*Problem statement:* Pull out every line below containing the word "godišnje".

*Records to process:*
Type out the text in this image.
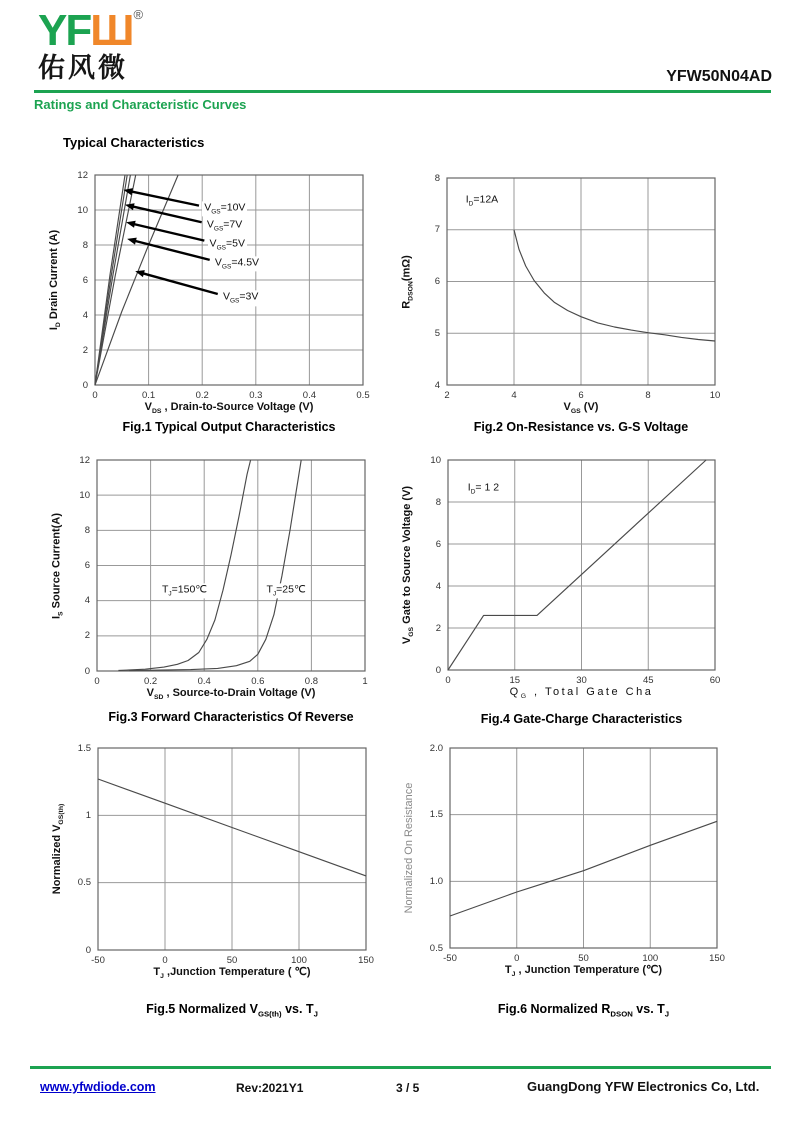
YFШ®
佑风微	YFW50N04AD
Ratings and Characteristic Curves
Typical Characteristics
0	0.1	0.2	0.3	0.4	0.5
0
2
4
6
8
10
12
$V_{DS}$ , Drain-to-Source Voltage (V)
$I_D$ Drain Current (A)
$V_{GS}=10V$
$V_{GS}=7V$
$V_{GS}=5V$
$V_{GS}=4.5V$
$V_{GS}=3V$
2	4	6	8	10
4
5
6
7
8
$V_{GS}$ (V)
$R_{DSON}(m\Omega)$
$I_D=12A$
0	0.2	0.4	0.6	0.8	1
0
2
4
6
8
10
12
$V_{SD}$ , Source-to-Drain Voltage (V)
$I_S$ Source Current(A)	$T_J=150℃$	$T_J=25℃$
0	15	30	45	60
0
2
4
6
8
10
$Q_G$ , Total Gate Cha
$V_{GS}$ Gate to Source Voltage (V)	$I_D= 1$ 2
-50	0	50	100	150
0
0.5
1
1.5
$T_J$ ,Junction Temperature ( ℃)
Normalized $V_{GS(th)}$
-50	0	50	100	150
0.5
1.0
1.5
2.0
$T_J$ , Junction Temperature (℃)
Normalized On Resistance
www.yfwdiode.com	Rev:2021Y1	3 / 5	GuangDong YFW Electronics Co, Ltd.
Fig.1 Typical Output Characteristics	Fig.2 On-Resistance vs. G-S Voltage
Fig.3 Forward Characteristics Of Reverse	Fig.4 Gate-Charge Characteristics
Fig.5 Normalized $V_{GS(th)}$ vs. $T_J$	Fig.6 Normalized $R_{DSON}$ vs. $T_J$
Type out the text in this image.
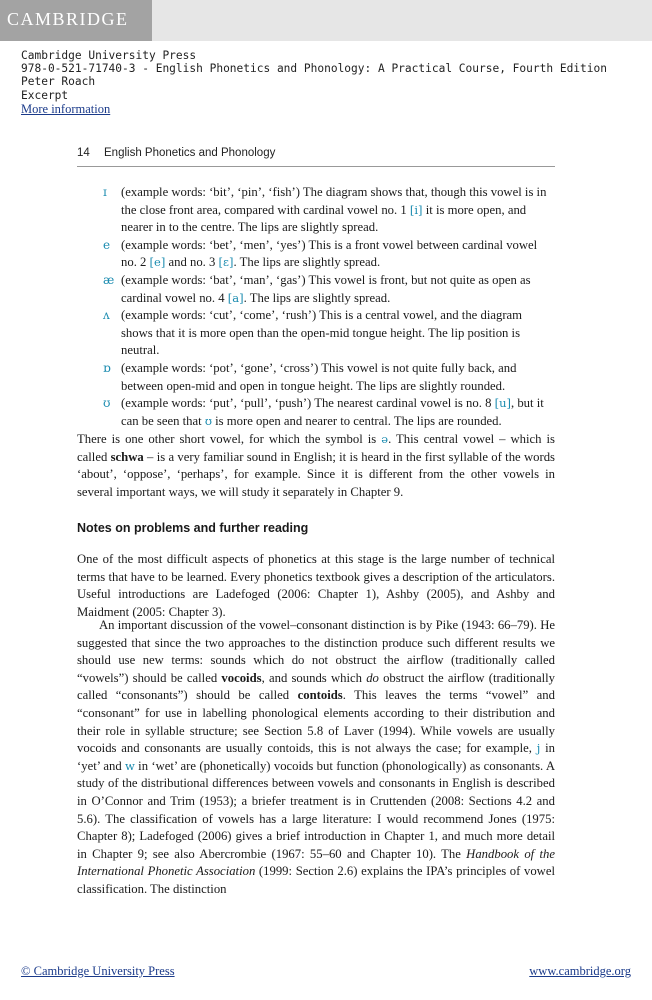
CAMBRIDGE
Cambridge University Press
978-0-521-71740-3 - English Phonetics and Phonology: A Practical Course, Fourth Edition
Peter Roach
Excerpt
More information
14 English Phonetics and Phonology
ɪ (example words: ‘bit’, ‘pin’, ‘fish’) The diagram shows that, though this vowel is in the close front area, compared with cardinal vowel no. 1 [i] it is more open, and nearer in to the centre. The lips are slightly spread.
e (example words: ‘bet’, ‘men’, ‘yes’) This is a front vowel between cardinal vowel no. 2 [e] and no. 3 [ɛ]. The lips are slightly spread.
æ (example words: ‘bat’, ‘man’, ‘gas’) This vowel is front, but not quite as open as cardinal vowel no. 4 [a]. The lips are slightly spread.
ʌ (example words: ‘cut’, ‘come’, ‘rush’) This is a central vowel, and the diagram shows that it is more open than the open-mid tongue height. The lip position is neutral.
ɒ (example words: ‘pot’, ‘gone’, ‘cross’) This vowel is not quite fully back, and between open-mid and open in tongue height. The lips are slightly rounded.
ʊ (example words: ‘put’, ‘pull’, ‘push’) The nearest cardinal vowel is no. 8 [u], but it can be seen that ʊ is more open and nearer to central. The lips are rounded.
There is one other short vowel, for which the symbol is ə. This central vowel – which is called schwa – is a very familiar sound in English; it is heard in the first syllable of the words ‘about’, ‘oppose’, ‘perhaps’, for example. Since it is different from the other vowels in several important ways, we will study it separately in Chapter 9.
Notes on problems and further reading
One of the most difficult aspects of phonetics at this stage is the large number of technical terms that have to be learned. Every phonetics textbook gives a description of the articulators. Useful introductions are Ladefoged (2006: Chapter 1), Ashby (2005), and Ashby and Maidment (2005: Chapter 3).
An important discussion of the vowel–consonant distinction is by Pike (1943: 66–79). He suggested that since the two approaches to the distinction produce such different results we should use new terms: sounds which do not obstruct the airflow (traditionally called “vowels”) should be called vocoids, and sounds which do obstruct the airflow (traditionally called “consonants”) should be called contoids. This leaves the terms “vowel” and “consonant” for use in labelling phonological elements according to their distribution and their role in syllable structure; see Section 5.8 of Laver (1994). While vowels are usually vocoids and consonants are usually contoids, this is not always the case; for example, j in ‘yet’ and w in ‘wet’ are (phonetically) vocoids but function (phonologically) as consonants. A study of the distributional differences between vowels and consonants in English is described in O’Connor and Trim (1953); a briefer treatment is in Cruttenden (2008: Sections 4.2 and 5.6). The classification of vowels has a large literature: I would recommend Jones (1975: Chapter 8); Ladefoged (2006) gives a brief introduction in Chapter 1, and much more detail in Chapter 9; see also Abercrombie (1967: 55–60 and Chapter 10). The Handbook of the International Phonetic Association (1999: Section 2.6) explains the IPA’s principles of vowel classification. The distinction
© Cambridge University Press	www.cambridge.org
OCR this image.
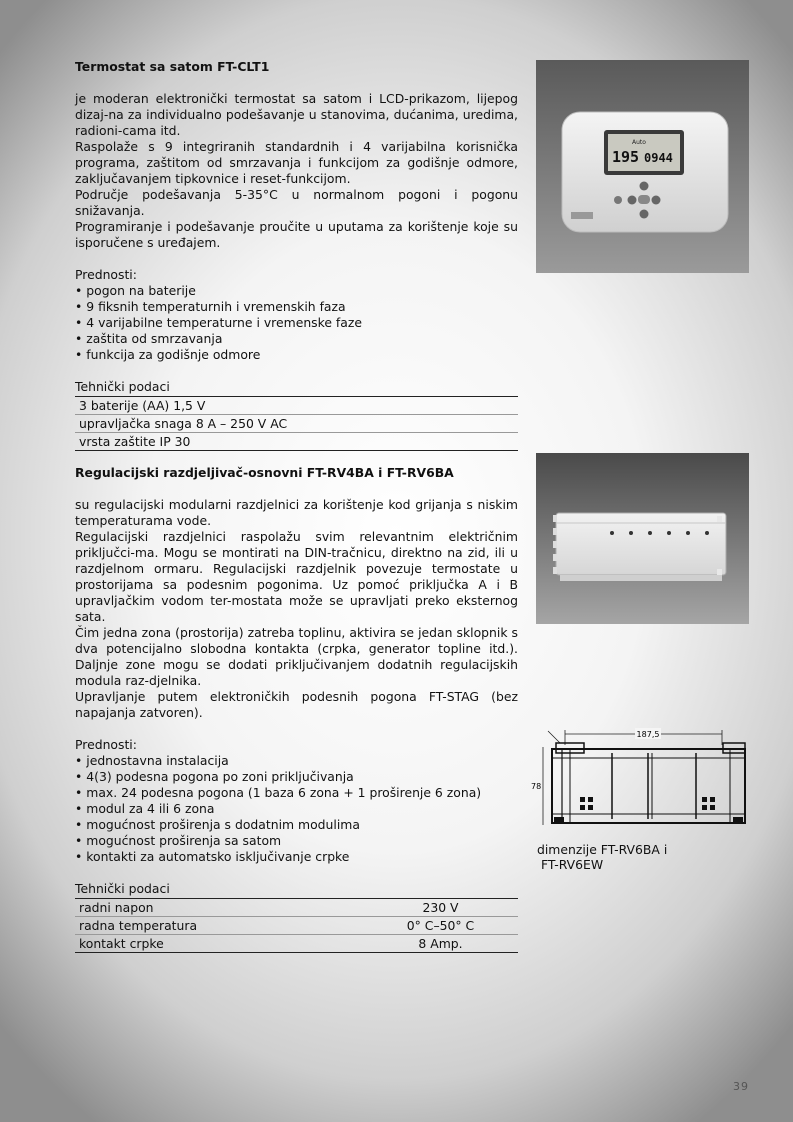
Termostat sa satom FT-CLT1

je moderan elektronički termostat sa satom i LCD-prikazom, lijepog dizaj-na za individualno podešavanje u stanovima, dućanima, uredima, radioni-cama itd.

Raspolaže s 9 integriranih standardnih i 4 varijabilna korisnička programa, zaštitom od smrzavanja i funkcijom za godišnje odmore, zaključavanjem tipkovnice i reset-funkcijom.

Područje podešavanja 5-35°C u normalnom pogoni i pogonu snižavanja.

Programiranje i podešavanje proučite u uputama za korištenje koje su isporučene s uređajem.

Prednosti:

• pogon na baterije
• 9 fiksnih temperaturnih i vremenskih faza
• 4 varijabilne temperaturne i vremenske faze
• zaštita od smrzavanja
• funkcija za godišnje odmore

Tehnički podaci

3 baterije (AA) 1,5 V
upravljačka snaga 8 A – 250 V AC
vrsta zaštite IP 30
Auto
195 0944
Regulacijski razdjeljivač-osnovni FT-RV4BA i FT-RV6BA

su regulacijski modularni razdjelnici za korištenje kod grijanja s niskim temperaturama vode.

Regulacijski razdjelnici raspolažu svim relevantnim električnim priključci-ma. Mogu se montirati na DIN-tračnicu, direktno na zid, ili u razdjelnom ormaru. Regulacijski razdjelnik povezuje termostate u prostorijama sa podesnim pogonima. Uz pomoć priključka A i B upravljačkim vodom ter-mostata može se upravljati preko eksternog sata.

Čim jedna zona (prostorija) zatreba toplinu, aktivira se jedan sklopnik s dva potencijalno slobodna kontakta (crpka, generator topline itd.). Daljnje zone mogu se dodati priključivanjem dodatnih regulacijskih modula raz-djelnika.

Upravljanje putem elektroničkih podesnih pogona FT-STAG (bez napajanja zatvoren).

Prednosti:

• jednostavna instalacija
• 4(3) podesna pogona po zoni priključivanja
• max. 24 podesna pogona (1 baza 6 zona + 1 proširenje 6 zona)
• modul za 4 ili 6 zona
• mogućnost proširenja s dodatnim modulima
• mogućnost proširenja sa satom
• kontakti za automatsko isključivanje crpke

Tehnički podaci

radni napon	230 V
radna temperatura	0° C–50° C
kontakt crpke	8 Amp.
187,5
78
dimenzije FT-RV6BA i
FT-RV6EW
39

*Reply to the task:*
Raspolaže s 9 integriranih standardnih i 4 varijabilna korisnička programa, zaštitom od smrzavanja i funkcijom za godišnje odmore, zaključavanjem tipkovnice i reset-funkcijom.
• funkcija za godišnje odmore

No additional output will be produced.